- YOUR OBJECTIVE:
Across the entries below, count the lines in which the word "ἔχει" occurs. Reply with the count alone.

- RECORDS SHOWN:

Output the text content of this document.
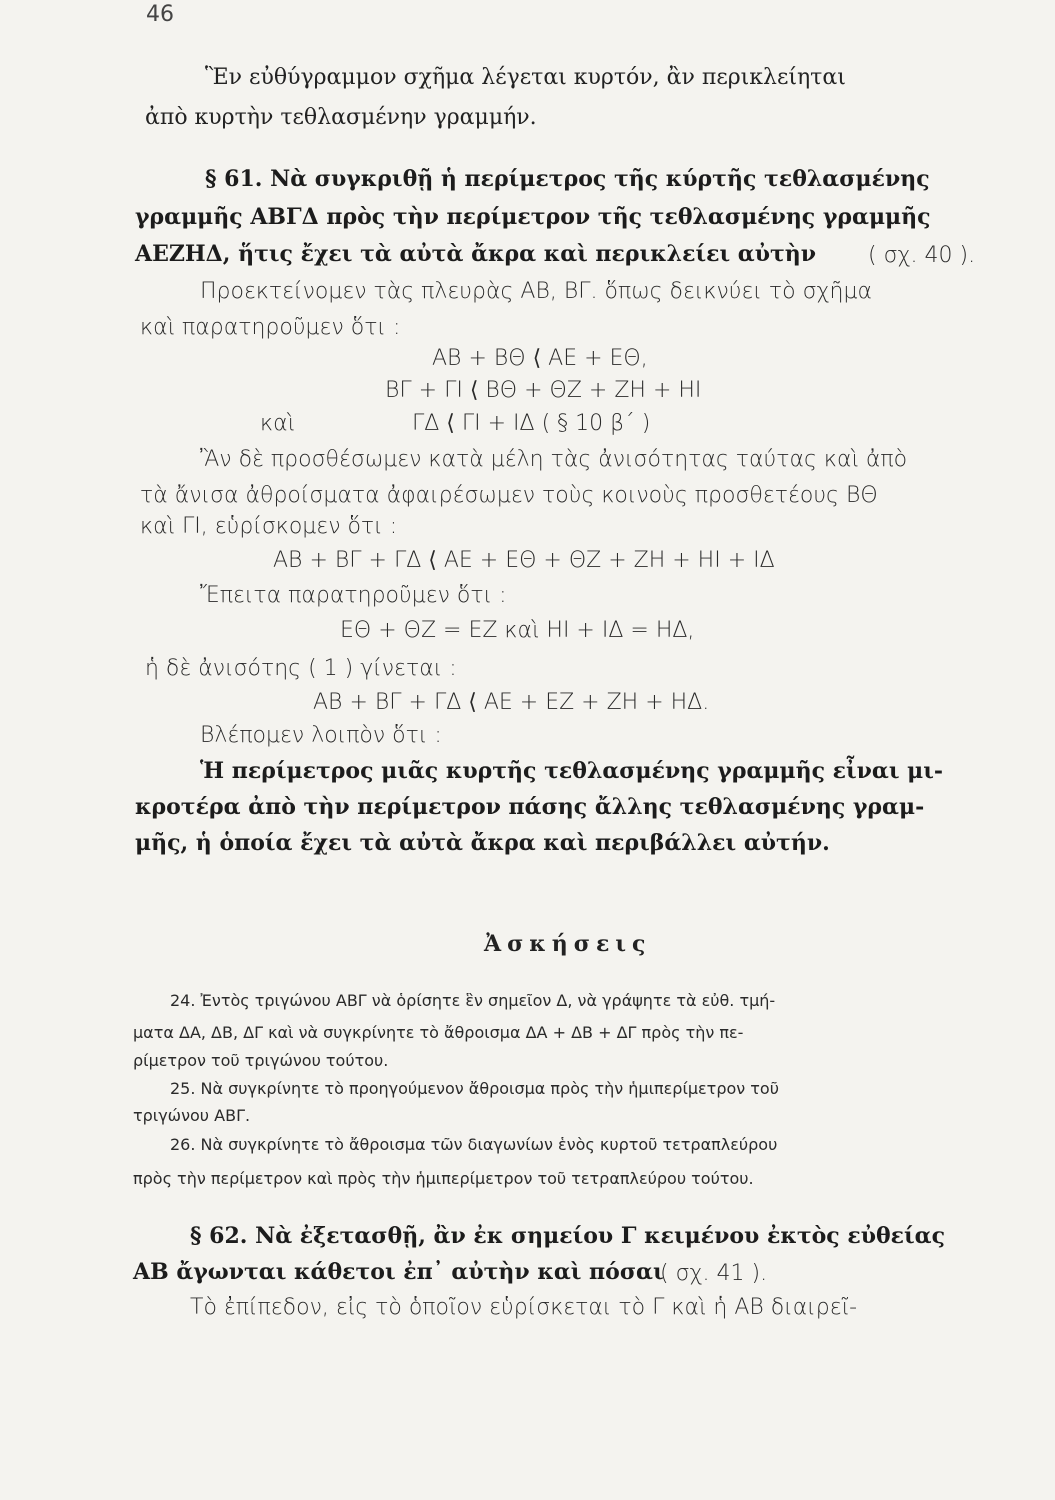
46
Ἓν εὐθύγραμμον σχῆμα λέγεται κυρτόν, ἂν περικλείηται
ἀπὸ κυρτὴν τεθλασμένην γραμμήν.
§ 61. Νὰ συγκριθῇ ἡ περίμετρος τῆς κύρτῆς τεθλασμένης
γραμμῆς ΑΒΓΔ πρὸς τὴν περίμετρον τῆς τεθλασμένης γραμμῆς
ΑΕΖΗΔ, ἥτις ἔχει τὰ αὐτὰ ἄκρα καὶ περικλείει αὐτὴν ( σχ. 40 ).
Προεκτείνομεν τὰς πλευρὰς ΑΒ, ΒΓ. ὅπως δεικνύει τὸ σχῆμα
καὶ παρατηροῦμεν ὅτι :
ΑΒ + ΒΘ ⟨ ΑΕ + ΕΘ,
ΒΓ + ΓΙ ⟨ ΒΘ + ΘΖ + ΖΗ + ΗΙ
καὶ	ΓΔ ⟨ ΓΙ + ΙΔ ( § 10 β΄ )
Ἂν δὲ προσθέσωμεν κατὰ μέλη τὰς ἀνισότητας ταύτας καὶ ἀπὸ
τὰ ἄνισα ἀθροίσματα ἀφαιρέσωμεν τοὺς κοινοὺς προσθετέους ΒΘ
καὶ ΓΙ, εὑρίσκομεν ὅτι :
ΑΒ + ΒΓ + ΓΔ ⟨ ΑΕ + ΕΘ + ΘΖ + ΖΗ + ΗΙ + ΙΔ
Ἔπειτα παρατηροῦμεν ὅτι :
ΕΘ + ΘΖ = ΕΖ καὶ ΗΙ + ΙΔ = ΗΔ,
ἡ δὲ ἀνισότης ( 1 ) γίνεται :
ΑΒ + ΒΓ + ΓΔ ⟨ ΑΕ + ΕΖ + ΖΗ + ΗΔ.
Βλέπομεν λοιπὸν ὅτι :
Ἡ περίμετρος μιᾶς κυρτῆς τεθλασμένης γραμμῆς εἶναι μι-
κροτέρα ἀπὸ τὴν περίμετρον πάσης ἄλλης τεθλασμένης γραμ-
μῆς, ἡ ὁποία ἔχει τὰ αὐτὰ ἄκρα καὶ περιβάλλει αὐτήν.
Ἀσκήσεις
24. Ἐντὸς τριγώνου ΑΒΓ νὰ ὁρίσητε ἓν σημεῖον Δ, νὰ γράψητε τὰ εὐθ. τμή-
ματα ΔΑ, ΔΒ, ΔΓ καὶ νὰ συγκρίνητε τὸ ἄθροισμα ΔΑ + ΔΒ + ΔΓ πρὸς τὴν πε-
ρίμετρον τοῦ τριγώνου τούτου.
25. Νὰ συγκρίνητε τὸ προηγούμενον ἄθροισμα πρὸς τὴν ἡμιπερίμετρον τοῦ
τριγώνου ΑΒΓ.
26. Νὰ συγκρίνητε τὸ ἄθροισμα τῶν διαγωνίων ἑνὸς κυρτοῦ τετραπλεύρου
πρὸς τὴν περίμετρον καὶ πρὸς τὴν ἡμιπερίμετρον τοῦ τετραπλεύρου τούτου.
§ 62. Νὰ ἐξετασθῇ, ἂν ἐκ σημείου Γ κειμένου ἐκτὸς εὐθείας
ΑΒ ἄγωνται κάθετοι ἐπ᾽ αὐτὴν καὶ πόσαι
( σχ. 41 ).
Τὸ ἐπίπεδον, εἰς τὸ ὁποῖον εὑρίσκεται τὸ Γ καὶ ἡ ΑΒ διαιρεῖ-
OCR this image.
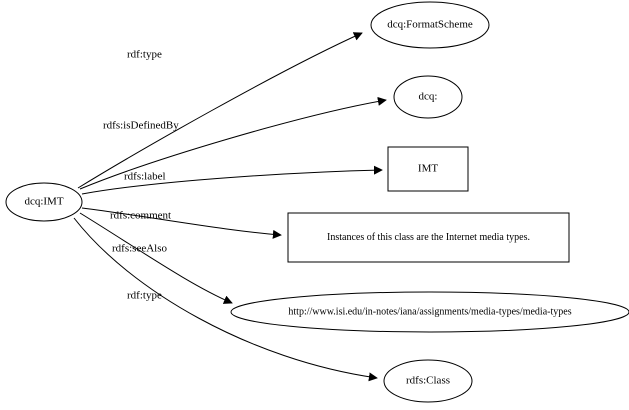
rdf:type
rdfs:isDefinedBy
rdfs:label
rdfs:comment
rdfs:seeAlso
rdf:type
dcq:IMT
dcq:FormatScheme
dcq:
IMT
Instances of this class are the Internet media types.
http://www.isi.edu/in-notes/iana/assignments/media-types/media-types
rdfs:Class
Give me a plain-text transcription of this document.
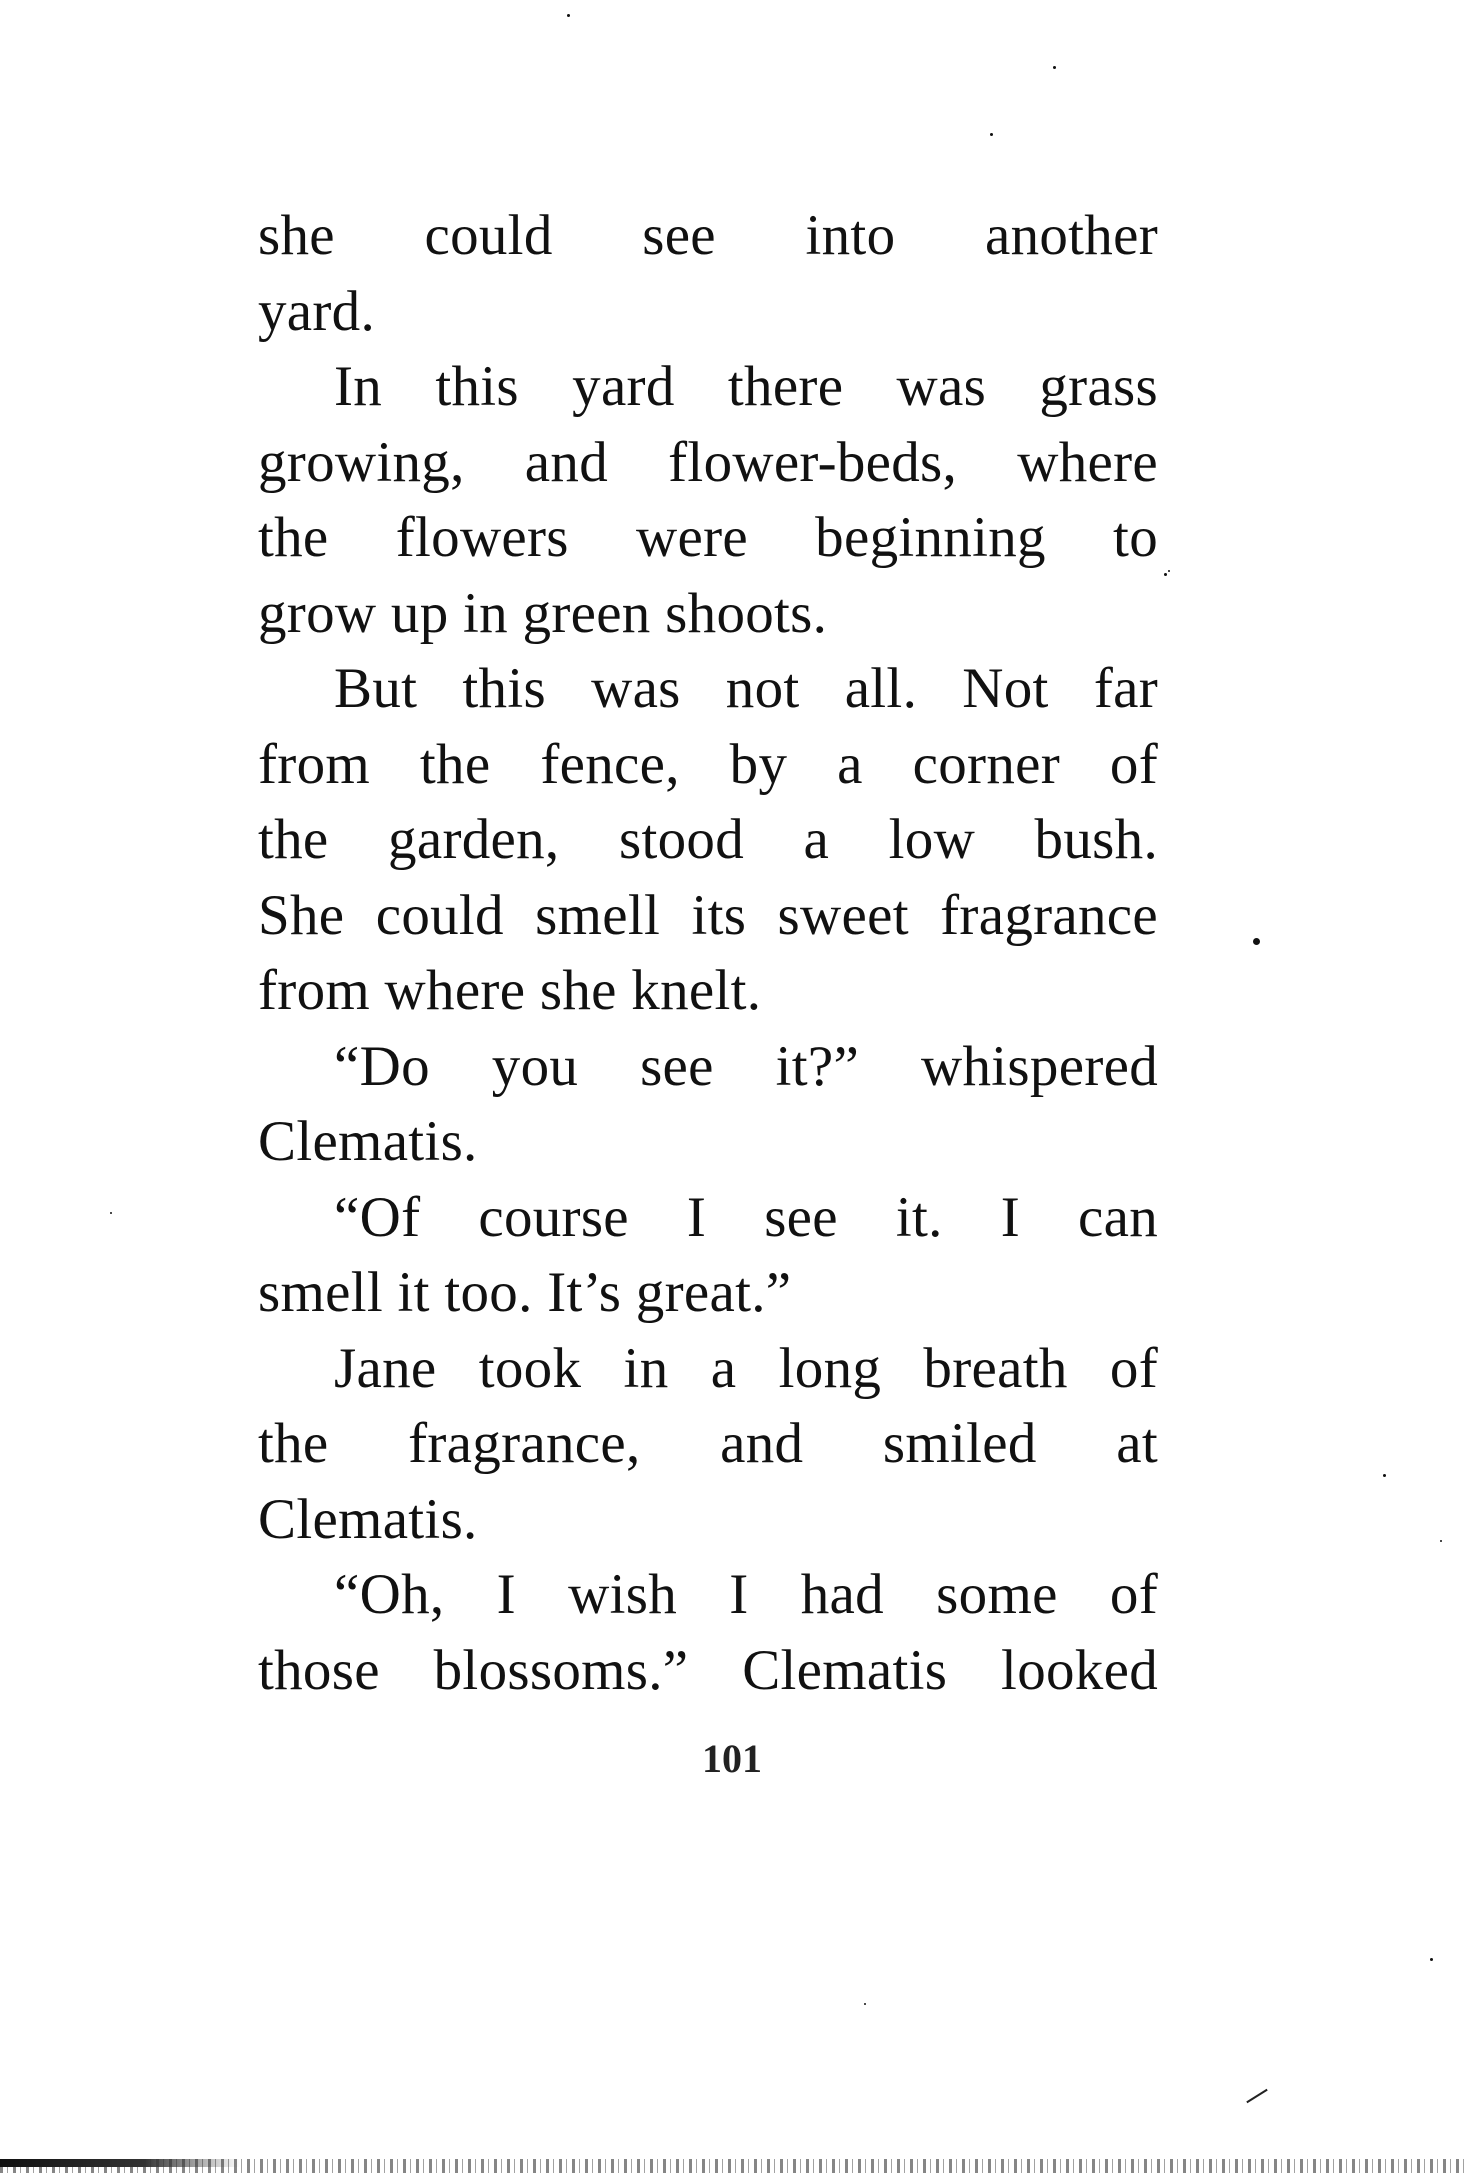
she could see into another
yard.
In this yard there was grass
growing, and flower-beds, where
the flowers were beginning to
grow up in green shoots.
But this was not all. Not far
from the fence, by a corner of
the garden, stood a low bush.
She could smell its sweet fragrance
from where she knelt.
“Do you see it?” whispered
Clematis.
“Of course I see it. I can
smell it too. It’s great.”
Jane took in a long breath of
the fragrance, and smiled at
Clematis.
“Oh, I wish I had some of
those blossoms.” Clematis looked
101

- THE RESULT:
2